§ Text provided
_ _ _

The director of the school is Bert de Reyck, who was headhunted from LBS seven years ago to set up a management department at UCL. The decision to launch a fully-fledged school of management “has always been the plan,” he says.

The announcement follows a successful submission to the UK government’s Research Excellence Framework in 2014, in which 70 per cent of UCL’s academics were judged to have conducted research that classified as either 3* or 4*, the two top grades.

The launch of the school is part of a growing ecosystem of business teaching in London. In 2014, both Lancaster and Warwick Business School announced they would teach in London — Warwick’s London campus is in the Shard, the capital’s tallest building.

Meanwhile, two of the most highly rated London schools, London Business School and Cass, had already announced expansion plans in the city. London Business School has begun the multimillion pound refurbishment of Old Marylebone Town Hall as a teaching facility, which will increase its teaching space by 70 per cent. Cass has also opened additional teaching facilities in the City for executive short courses.

Prof de Reyck says that when the UCL School of Management was conceived seven years ago, the decision was taken to make it a different sort of business school. “We focused on technology, innovation and entrepreneurship.” Nonetheless, the school will emphasise its central London location and the reputation of its parent university.

_ _ _

§ Provided information
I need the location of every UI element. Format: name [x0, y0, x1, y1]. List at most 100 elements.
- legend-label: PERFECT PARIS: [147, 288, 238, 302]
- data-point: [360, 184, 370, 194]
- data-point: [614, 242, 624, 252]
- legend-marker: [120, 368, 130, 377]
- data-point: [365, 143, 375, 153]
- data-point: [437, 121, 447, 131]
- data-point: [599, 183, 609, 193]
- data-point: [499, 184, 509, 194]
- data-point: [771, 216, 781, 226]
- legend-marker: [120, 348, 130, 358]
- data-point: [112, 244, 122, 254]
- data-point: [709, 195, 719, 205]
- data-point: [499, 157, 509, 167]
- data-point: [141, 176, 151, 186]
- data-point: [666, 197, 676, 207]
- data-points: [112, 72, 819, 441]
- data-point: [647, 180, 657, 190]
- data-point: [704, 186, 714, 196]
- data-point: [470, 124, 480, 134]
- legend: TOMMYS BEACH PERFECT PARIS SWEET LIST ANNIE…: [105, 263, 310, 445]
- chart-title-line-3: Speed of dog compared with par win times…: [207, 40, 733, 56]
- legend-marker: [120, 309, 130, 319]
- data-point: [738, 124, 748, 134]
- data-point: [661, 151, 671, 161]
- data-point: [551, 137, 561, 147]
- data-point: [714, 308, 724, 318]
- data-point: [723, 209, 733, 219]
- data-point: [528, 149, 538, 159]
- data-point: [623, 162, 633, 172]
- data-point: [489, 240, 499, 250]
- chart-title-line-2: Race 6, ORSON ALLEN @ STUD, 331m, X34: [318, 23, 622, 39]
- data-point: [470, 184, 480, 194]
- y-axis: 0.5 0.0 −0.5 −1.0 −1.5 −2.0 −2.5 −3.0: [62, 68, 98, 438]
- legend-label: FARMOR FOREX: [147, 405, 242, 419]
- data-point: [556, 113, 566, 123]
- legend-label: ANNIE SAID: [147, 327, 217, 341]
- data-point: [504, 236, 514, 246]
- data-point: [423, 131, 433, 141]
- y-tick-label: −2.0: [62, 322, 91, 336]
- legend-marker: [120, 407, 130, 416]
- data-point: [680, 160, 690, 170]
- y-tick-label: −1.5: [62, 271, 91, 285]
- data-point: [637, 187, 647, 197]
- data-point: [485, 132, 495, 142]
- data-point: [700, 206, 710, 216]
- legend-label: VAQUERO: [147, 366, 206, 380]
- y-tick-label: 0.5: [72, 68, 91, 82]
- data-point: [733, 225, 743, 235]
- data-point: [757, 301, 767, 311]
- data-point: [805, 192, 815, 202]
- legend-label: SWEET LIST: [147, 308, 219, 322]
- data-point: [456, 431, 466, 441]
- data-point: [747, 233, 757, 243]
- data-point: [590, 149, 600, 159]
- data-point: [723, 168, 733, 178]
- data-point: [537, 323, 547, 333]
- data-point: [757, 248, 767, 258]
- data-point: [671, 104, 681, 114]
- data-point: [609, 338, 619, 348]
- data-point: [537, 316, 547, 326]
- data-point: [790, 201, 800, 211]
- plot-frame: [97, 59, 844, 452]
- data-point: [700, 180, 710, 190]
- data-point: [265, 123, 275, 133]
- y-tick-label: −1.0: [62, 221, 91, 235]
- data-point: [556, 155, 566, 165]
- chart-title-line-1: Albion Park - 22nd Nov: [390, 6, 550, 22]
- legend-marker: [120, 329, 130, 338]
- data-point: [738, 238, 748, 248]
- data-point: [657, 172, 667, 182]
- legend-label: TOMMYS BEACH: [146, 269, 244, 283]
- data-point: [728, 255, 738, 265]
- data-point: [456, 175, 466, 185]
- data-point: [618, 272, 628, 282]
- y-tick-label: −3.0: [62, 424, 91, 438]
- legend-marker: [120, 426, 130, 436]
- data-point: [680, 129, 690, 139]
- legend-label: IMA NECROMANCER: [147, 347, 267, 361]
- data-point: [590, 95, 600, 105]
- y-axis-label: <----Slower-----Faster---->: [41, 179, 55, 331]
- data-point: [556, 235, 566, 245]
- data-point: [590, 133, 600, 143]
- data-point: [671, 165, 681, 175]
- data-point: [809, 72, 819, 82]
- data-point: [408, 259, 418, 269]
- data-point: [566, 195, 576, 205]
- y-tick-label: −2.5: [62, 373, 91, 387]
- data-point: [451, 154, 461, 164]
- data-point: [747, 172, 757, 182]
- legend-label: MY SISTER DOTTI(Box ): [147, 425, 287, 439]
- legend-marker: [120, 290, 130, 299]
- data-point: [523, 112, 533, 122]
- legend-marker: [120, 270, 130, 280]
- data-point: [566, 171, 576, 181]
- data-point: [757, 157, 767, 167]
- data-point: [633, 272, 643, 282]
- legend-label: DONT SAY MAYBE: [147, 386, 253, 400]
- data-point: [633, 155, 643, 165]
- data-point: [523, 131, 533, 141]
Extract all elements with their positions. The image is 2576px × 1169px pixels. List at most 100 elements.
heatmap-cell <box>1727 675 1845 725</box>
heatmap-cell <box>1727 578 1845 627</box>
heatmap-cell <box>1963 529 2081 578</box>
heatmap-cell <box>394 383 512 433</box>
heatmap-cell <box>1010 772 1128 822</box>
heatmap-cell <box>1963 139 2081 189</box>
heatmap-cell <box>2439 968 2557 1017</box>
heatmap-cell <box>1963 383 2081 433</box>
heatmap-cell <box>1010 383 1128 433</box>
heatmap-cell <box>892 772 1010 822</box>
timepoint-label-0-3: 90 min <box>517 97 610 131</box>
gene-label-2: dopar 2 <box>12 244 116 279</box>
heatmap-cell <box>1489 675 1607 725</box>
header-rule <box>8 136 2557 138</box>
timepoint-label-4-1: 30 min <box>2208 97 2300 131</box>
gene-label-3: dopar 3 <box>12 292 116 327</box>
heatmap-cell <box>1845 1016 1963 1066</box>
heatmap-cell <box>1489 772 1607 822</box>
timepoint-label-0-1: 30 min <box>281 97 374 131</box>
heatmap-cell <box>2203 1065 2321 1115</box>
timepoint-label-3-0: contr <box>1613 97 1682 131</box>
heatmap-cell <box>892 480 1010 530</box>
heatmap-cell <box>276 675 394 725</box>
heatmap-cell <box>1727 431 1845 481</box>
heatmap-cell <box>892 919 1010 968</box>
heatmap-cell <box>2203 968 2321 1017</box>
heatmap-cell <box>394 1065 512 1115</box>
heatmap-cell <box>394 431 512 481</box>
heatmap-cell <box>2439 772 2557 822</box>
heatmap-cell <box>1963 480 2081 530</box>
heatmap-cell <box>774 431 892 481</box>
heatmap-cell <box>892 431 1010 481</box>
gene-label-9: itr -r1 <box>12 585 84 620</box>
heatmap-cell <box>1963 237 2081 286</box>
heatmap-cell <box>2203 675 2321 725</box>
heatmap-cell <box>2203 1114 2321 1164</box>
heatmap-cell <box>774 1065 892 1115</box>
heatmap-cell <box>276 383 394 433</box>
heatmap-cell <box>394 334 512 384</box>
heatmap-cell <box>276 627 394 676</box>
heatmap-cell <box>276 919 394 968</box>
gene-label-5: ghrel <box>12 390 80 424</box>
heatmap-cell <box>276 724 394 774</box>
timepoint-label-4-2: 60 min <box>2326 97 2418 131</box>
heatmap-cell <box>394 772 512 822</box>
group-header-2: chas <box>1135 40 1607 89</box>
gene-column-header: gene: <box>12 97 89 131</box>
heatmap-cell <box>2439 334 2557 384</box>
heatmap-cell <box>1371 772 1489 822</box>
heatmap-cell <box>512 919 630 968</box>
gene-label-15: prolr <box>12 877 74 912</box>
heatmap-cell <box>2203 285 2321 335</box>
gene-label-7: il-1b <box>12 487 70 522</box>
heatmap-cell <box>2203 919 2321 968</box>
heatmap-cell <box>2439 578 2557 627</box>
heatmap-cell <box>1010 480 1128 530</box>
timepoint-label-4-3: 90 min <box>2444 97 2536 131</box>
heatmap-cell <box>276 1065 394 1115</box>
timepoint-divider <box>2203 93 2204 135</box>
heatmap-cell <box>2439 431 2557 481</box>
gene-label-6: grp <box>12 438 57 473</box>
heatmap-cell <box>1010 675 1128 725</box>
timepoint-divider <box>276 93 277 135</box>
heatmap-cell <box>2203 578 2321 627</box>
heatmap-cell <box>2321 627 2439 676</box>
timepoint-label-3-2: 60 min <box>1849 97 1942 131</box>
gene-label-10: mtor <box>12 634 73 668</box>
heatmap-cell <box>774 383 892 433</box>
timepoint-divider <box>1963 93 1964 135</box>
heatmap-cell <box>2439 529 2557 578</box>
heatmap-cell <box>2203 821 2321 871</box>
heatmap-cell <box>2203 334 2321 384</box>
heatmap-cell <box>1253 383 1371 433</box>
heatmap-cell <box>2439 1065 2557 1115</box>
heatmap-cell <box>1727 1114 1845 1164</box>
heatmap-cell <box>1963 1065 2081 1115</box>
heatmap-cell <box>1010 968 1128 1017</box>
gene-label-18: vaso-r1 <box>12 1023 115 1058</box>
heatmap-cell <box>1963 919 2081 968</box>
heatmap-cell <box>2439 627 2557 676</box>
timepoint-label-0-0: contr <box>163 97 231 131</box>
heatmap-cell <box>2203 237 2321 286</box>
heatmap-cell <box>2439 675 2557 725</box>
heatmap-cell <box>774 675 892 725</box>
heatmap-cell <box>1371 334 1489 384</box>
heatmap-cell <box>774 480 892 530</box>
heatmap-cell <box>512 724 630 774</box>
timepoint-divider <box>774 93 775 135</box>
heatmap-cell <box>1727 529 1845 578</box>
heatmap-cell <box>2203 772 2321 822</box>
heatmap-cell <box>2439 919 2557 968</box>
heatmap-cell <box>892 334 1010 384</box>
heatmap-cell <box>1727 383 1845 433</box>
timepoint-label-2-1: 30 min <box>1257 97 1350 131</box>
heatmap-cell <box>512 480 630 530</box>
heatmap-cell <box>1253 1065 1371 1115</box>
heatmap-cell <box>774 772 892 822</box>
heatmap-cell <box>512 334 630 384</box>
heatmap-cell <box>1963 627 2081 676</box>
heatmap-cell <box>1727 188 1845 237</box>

_ _ _

§ Directions
**a)** Decide whether each statement agrees with the text on the UCL School of Management launch, answering yes or no and quoting the deciding words: (i) Bert de Reyck was recruited from LBS seven years ago; (ii) Warwick's London campus is in Old Marylebone Town Hall; (iii) the London Business School refurbishment will enlarge its teaching space by 70 per cent.
**b)** Revise the text on the UCL School of Management launch by writing out everything from "The launch of" down to "capital’s tallest building.", replacing "ecosystem" with "network".
The material has no connection to the text on the UCL School of Management launch.

§ Responses in order
**a)**
(i) Yes: "who was headhunted from LBS seven years ago"
(ii) No: "Warwick’s London campus is in the Shard"
(iii) Yes: "which will increase its teaching space by 70 per cent"

**b)**
The launch of the school is part of a growing network of business teaching in London. In 2014, both Lancaster and Warwick Business School announced they would teach in London — Warwick’s London campus is in the Shard, the capital’s tallest building.